→ Given problem: Every entry must be repeated exactly. Exclude all pictures.

(Data tied to figure images)
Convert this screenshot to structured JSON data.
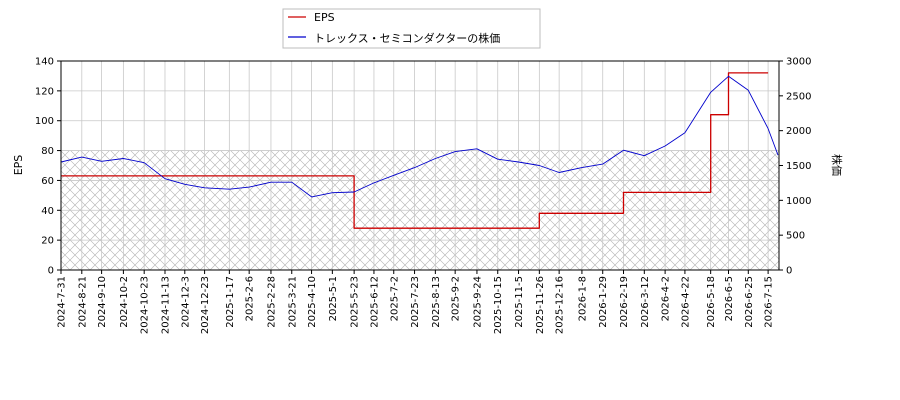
{
  "chart_data": {
    "type": "line",
    "legend_placement": "top-center",
    "grid": true,
    "hatched_band": true,
    "x_ticks": [
      "2024-7-31",
      "2024-8-21",
      "2024-9-10",
      "2024-10-2",
      "2024-10-23",
      "2024-11-13",
      "2024-12-3",
      "2024-12-23",
      "2025-1-17",
      "2025-2-6",
      "2025-2-28",
      "2025-3-21",
      "2025-4-10",
      "2025-5-1",
      "2025-5-23",
      "2025-6-12",
      "2025-7-2",
      "2025-7-23",
      "2025-8-13",
      "2025-9-2",
      "2025-9-24",
      "2025-10-15",
      "2025-11-5",
      "2025-11-26",
      "2025-12-16",
      "2026-1-8",
      "2026-1-29",
      "2026-2-19",
      "2026-3-12",
      "2026-4-2",
      "2026-4-22",
      "2026-5-18",
      "2026-6-5",
      "2026-6-25",
      "2026-7-15"
    ],
    "left_axis": {
      "label": "EPS",
      "ylim": [
        0,
        140
      ],
      "ticks": [
        "0",
        "20",
        "40",
        "60",
        "80",
        "100",
        "120",
        "140"
      ]
    },
    "right_axis": {
      "label": "株価",
      "ylim": [
        0,
        3000
      ],
      "ticks": [
        "0",
        "500",
        "1000",
        "1500",
        "2000",
        "2500",
        "3000"
      ]
    },
    "series": [
      {
        "name": "EPS",
        "color": "#cc0000",
        "axis": "left",
        "step": true,
        "points": [
          [
            "2024-7-31",
            63
          ],
          [
            "2024-10-2",
            63
          ],
          [
            "2024-11-13",
            63
          ],
          [
            "2025-5-23",
            28
          ],
          [
            "2025-11-5",
            28
          ],
          [
            "2025-11-26",
            38
          ],
          [
            "2026-1-29",
            38
          ],
          [
            "2026-2-19",
            52
          ],
          [
            "2026-4-22",
            52
          ],
          [
            "2026-5-18",
            104
          ],
          [
            "2026-6-5",
            132
          ],
          [
            "2026-7-15",
            132
          ]
        ]
      },
      {
        "name": "トレックス・セミコンダクターの株価",
        "color": "#0000cc",
        "axis": "right",
        "step": false,
        "points": [
          [
            "2024-7-31",
            1550
          ],
          [
            "2024-8-21",
            1620
          ],
          [
            "2024-9-10",
            1560
          ],
          [
            "2024-10-2",
            1600
          ],
          [
            "2024-10-23",
            1540
          ],
          [
            "2024-11-13",
            1310
          ],
          [
            "2024-12-3",
            1230
          ],
          [
            "2024-12-23",
            1180
          ],
          [
            "2025-1-17",
            1160
          ],
          [
            "2025-2-6",
            1190
          ],
          [
            "2025-2-28",
            1260
          ],
          [
            "2025-3-21",
            1260
          ],
          [
            "2025-4-10",
            1050
          ],
          [
            "2025-5-1",
            1110
          ],
          [
            "2025-5-23",
            1120
          ],
          [
            "2025-6-12",
            1250
          ],
          [
            "2025-7-2",
            1360
          ],
          [
            "2025-7-23",
            1470
          ],
          [
            "2025-8-13",
            1600
          ],
          [
            "2025-9-2",
            1700
          ],
          [
            "2025-9-24",
            1740
          ],
          [
            "2025-10-15",
            1590
          ],
          [
            "2025-11-5",
            1550
          ],
          [
            "2025-11-26",
            1500
          ],
          [
            "2025-12-16",
            1400
          ],
          [
            "2026-1-8",
            1470
          ],
          [
            "2026-1-29",
            1520
          ],
          [
            "2026-2-19",
            1720
          ],
          [
            "2026-3-12",
            1640
          ],
          [
            "2026-4-2",
            1780
          ],
          [
            "2026-4-22",
            1970
          ],
          [
            "2026-5-18",
            2550
          ],
          [
            "2026-6-5",
            2780
          ],
          [
            "2026-6-25",
            2580
          ],
          [
            "2026-7-15",
            2030
          ],
          [
            "2026-7-25",
            1650
          ]
        ]
      }
    ]
  }
}
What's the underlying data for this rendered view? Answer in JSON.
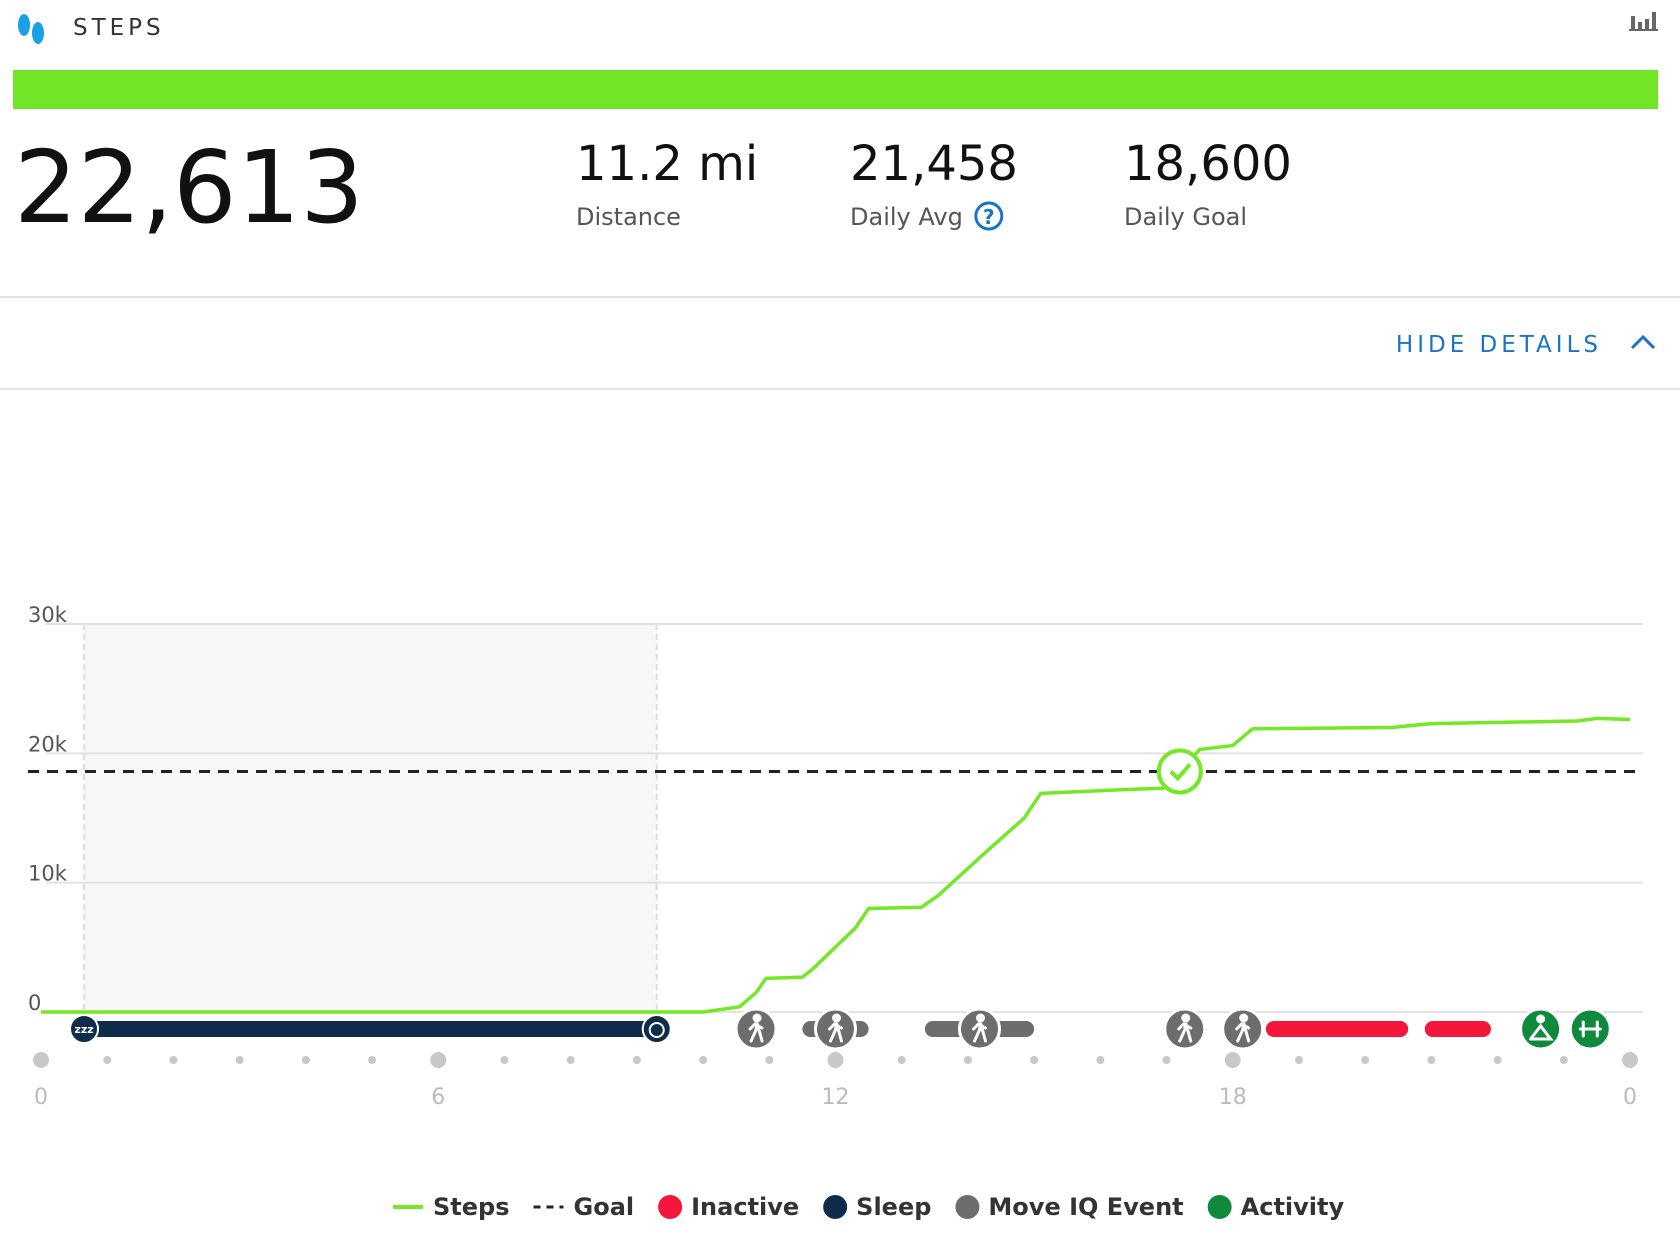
{
  "header": {
    "title": "STEPS",
    "toggle": "HIDE DETAILS"
  },
  "summary": {
    "total": "22,613",
    "stats": [
      {
        "value": "11.2 mi",
        "label": "Distance"
      },
      {
        "value": "21,458",
        "label": "Daily Avg"
      },
      {
        "value": "18,600",
        "label": "Daily Goal"
      }
    ]
  },
  "chart_data": {
    "type": "line",
    "x": [
      0,
      10.0,
      10.55,
      10.8,
      10.95,
      11.5,
      11.65,
      12.3,
      12.5,
      13.3,
      13.55,
      14.3,
      14.85,
      15.1,
      16.4,
      16.95,
      17.2,
      17.5,
      18.0,
      18.3,
      20.4,
      21.0,
      23.2,
      23.5,
      24
    ],
    "series": [
      {
        "name": "Steps",
        "color": "#74e826",
        "values": [
          0,
          0,
          400,
          1500,
          2600,
          2700,
          3300,
          6500,
          8000,
          8100,
          9000,
          12500,
          15000,
          16900,
          17200,
          17300,
          18600,
          20300,
          20600,
          21900,
          22000,
          22300,
          22500,
          22700,
          22613
        ]
      }
    ],
    "goal": {
      "name": "Goal",
      "value": 18600,
      "color": "#222222"
    },
    "events": [
      {
        "name": "Inactive",
        "color": "#f5163c",
        "ranges": [
          [
            18.5,
            20.65
          ],
          [
            20.9,
            21.9
          ]
        ]
      },
      {
        "name": "Sleep",
        "color": "#0f2d4a",
        "ranges": [
          [
            0.65,
            9.3
          ]
        ]
      },
      {
        "name": "Move IQ Event",
        "color": "#6d6d6d",
        "ranges": [
          [
            10.8,
            10.8
          ],
          [
            11.5,
            12.5
          ],
          [
            13.35,
            15.0
          ],
          [
            16.95,
            17.6
          ],
          [
            18.15,
            18.15
          ]
        ]
      },
      {
        "name": "Activity",
        "color": "#0f8a3c",
        "ranges": [
          [
            22.65,
            22.65
          ],
          [
            23.4,
            23.4
          ]
        ]
      }
    ],
    "xlim": [
      0,
      24
    ],
    "xticks": [
      0,
      6,
      12,
      18,
      {
        "value": 24,
        "label": "0"
      }
    ],
    "ylim": [
      0,
      30000
    ],
    "yticks": [
      0,
      {
        "value": 10000,
        "label": "10k"
      },
      {
        "value": 20000,
        "label": "20k"
      },
      {
        "value": 30000,
        "label": "30k"
      }
    ],
    "grid": true
  }
}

→ Problem solution:
Convert this screenshot to structured JSON data.
{
  "chart_data": {
    "type": "line",
    "legend_placement": "top-center",
    "grid": true,
    "hatched_band": true,
    "x_ticks": [
      "2024-7-31",
      "2024-8-21",
      "2024-9-10",
      "2024-10-2",
      "2024-10-23",
      "2024-11-13",
      "2024-12-3",
      "2024-12-23",
      "2025-1-17",
      "2025-2-6",
      "2025-2-28",
      "2025-3-21",
      "2025-4-10",
      "2025-5-1",
      "2025-5-23",
      "2025-6-12",
      "2025-7-2",
      "2025-7-23",
      "2025-8-13",
      "2025-9-2",
      "2025-9-24",
      "2025-10-15",
      "2025-11-5",
      "2025-11-26",
      "2025-12-16",
      "2026-1-8",
      "2026-1-29",
      "2026-2-19",
      "2026-3-12",
      "2026-4-2",
      "2026-4-22",
      "2026-5-18",
      "2026-6-5",
      "2026-6-25",
      "2026-7-15"
    ],
    "left_axis": {
      "label": "EPS",
      "ylim": [
        0,
        140
      ],
      "ticks": [
        "0",
        "20",
        "40",
        "60",
        "80",
        "100",
        "120",
        "140"
      ]
    },
    "right_axis": {
      "label": "株価",
      "ylim": [
        0,
        3000
      ],
      "ticks": [
        "0",
        "500",
        "1000",
        "1500",
        "2000",
        "2500",
        "3000"
      ]
    },
    "series": [
      {
        "name": "EPS",
        "color": "#cc0000",
        "axis": "left",
        "step": true,
        "points": [
          [
            "2024-7-31",
            63
          ],
          [
            "2024-10-2",
            63
          ],
          [
            "2024-11-13",
            63
          ],
          [
            "2025-5-23",
            28
          ],
          [
            "2025-11-5",
            28
          ],
          [
            "2025-11-26",
            38
          ],
          [
            "2026-1-29",
            38
          ],
          [
            "2026-2-19",
            52
          ],
          [
            "2026-4-22",
            52
          ],
          [
            "2026-5-18",
            104
          ],
          [
            "2026-6-5",
            132
          ],
          [
            "2026-7-15",
            132
          ]
        ]
      },
      {
        "name": "トレックス・セミコンダクターの株価",
        "color": "#0000cc",
        "axis": "right",
        "step": false,
        "points": [
          [
            "2024-7-31",
            1550
          ],
          [
            "2024-8-21",
            1620
          ],
          [
            "2024-9-10",
            1560
          ],
          [
            "2024-10-2",
            1600
          ],
          [
            "2024-10-23",
            1540
          ],
          [
            "2024-11-13",
            1310
          ],
          [
            "2024-12-3",
            1230
          ],
          [
            "2024-12-23",
            1180
          ],
          [
            "2025-1-17",
            1160
          ],
          [
            "2025-2-6",
            1190
          ],
          [
            "2025-2-28",
            1260
          ],
          [
            "2025-3-21",
            1260
          ],
          [
            "2025-4-10",
            1050
          ],
          [
            "2025-5-1",
            1110
          ],
          [
            "2025-5-23",
            1120
          ],
          [
            "2025-6-12",
            1250
          ],
          [
            "2025-7-2",
            1360
          ],
          [
            "2025-7-23",
            1470
          ],
          [
            "2025-8-13",
            1600
          ],
          [
            "2025-9-2",
            1700
          ],
          [
            "2025-9-24",
            1740
          ],
          [
            "2025-10-15",
            1590
          ],
          [
            "2025-11-5",
            1550
          ],
          [
            "2025-11-26",
            1500
          ],
          [
            "2025-12-16",
            1400
          ],
          [
            "2026-1-8",
            1470
          ],
          [
            "2026-1-29",
            1520
          ],
          [
            "2026-2-19",
            1720
          ],
          [
            "2026-3-12",
            1640
          ],
          [
            "2026-4-2",
            1780
          ],
          [
            "2026-4-22",
            1970
          ],
          [
            "2026-5-18",
            2550
          ],
          [
            "2026-6-5",
            2780
          ],
          [
            "2026-6-25",
            2580
          ],
          [
            "2026-7-15",
            2030
          ],
          [
            "2026-7-25",
            1650
          ]
        ]
      }
    ]
  }
}
What's the underlying data for this rendered view? Answer in JSON.
{
  "header": {
    "title": "STEPS",
    "toggle": "HIDE DETAILS"
  },
  "summary": {
    "total": "22,613",
    "stats": [
      {
        "value": "11.2 mi",
        "label": "Distance"
      },
      {
        "value": "21,458",
        "label": "Daily Avg"
      },
      {
        "value": "18,600",
        "label": "Daily Goal"
      }
    ]
  },
  "chart_data": {
    "type": "line",
    "x": [
      0,
      10.0,
      10.55,
      10.8,
      10.95,
      11.5,
      11.65,
      12.3,
      12.5,
      13.3,
      13.55,
      14.3,
      14.85,
      15.1,
      16.4,
      16.95,
      17.2,
      17.5,
      18.0,
      18.3,
      20.4,
      21.0,
      23.2,
      23.5,
      24
    ],
    "series": [
      {
        "name": "Steps",
        "color": "#74e826",
        "values": [
          0,
          0,
          400,
          1500,
          2600,
          2700,
          3300,
          6500,
          8000,
          8100,
          9000,
          12500,
          15000,
          16900,
          17200,
          17300,
          18600,
          20300,
          20600,
          21900,
          22000,
          22300,
          22500,
          22700,
          22613
        ]
      }
    ],
    "goal": {
      "name": "Goal",
      "value": 18600,
      "color": "#222222"
    },
    "events": [
      {
        "name": "Inactive",
        "color": "#f5163c",
        "ranges": [
          [
            18.5,
            20.65
          ],
          [
            20.9,
            21.9
          ]
        ]
      },
      {
        "name": "Sleep",
        "color": "#0f2d4a",
        "ranges": [
          [
            0.65,
            9.3
          ]
        ]
      },
      {
        "name": "Move IQ Event",
        "color": "#6d6d6d",
        "ranges": [
          [
            10.8,
            10.8
          ],
          [
            11.5,
            12.5
          ],
          [
            13.35,
            15.0
          ],
          [
            16.95,
            17.6
          ],
          [
            18.15,
            18.15
          ]
        ]
      },
      {
        "name": "Activity",
        "color": "#0f8a3c",
        "ranges": [
          [
            22.65,
            22.65
          ],
          [
            23.4,
            23.4
          ]
        ]
      }
    ],
    "xlim": [
      0,
      24
    ],
    "xticks": [
      0,
      6,
      12,
      18,
      {
        "value": 24,
        "label": "0"
      }
    ],
    "ylim": [
      0,
      30000
    ],
    "yticks": [
      0,
      {
        "value": 10000,
        "label": "10k"
      },
      {
        "value": 20000,
        "label": "20k"
      },
      {
        "value": 30000,
        "label": "30k"
      }
    ],
    "grid": true
  }
}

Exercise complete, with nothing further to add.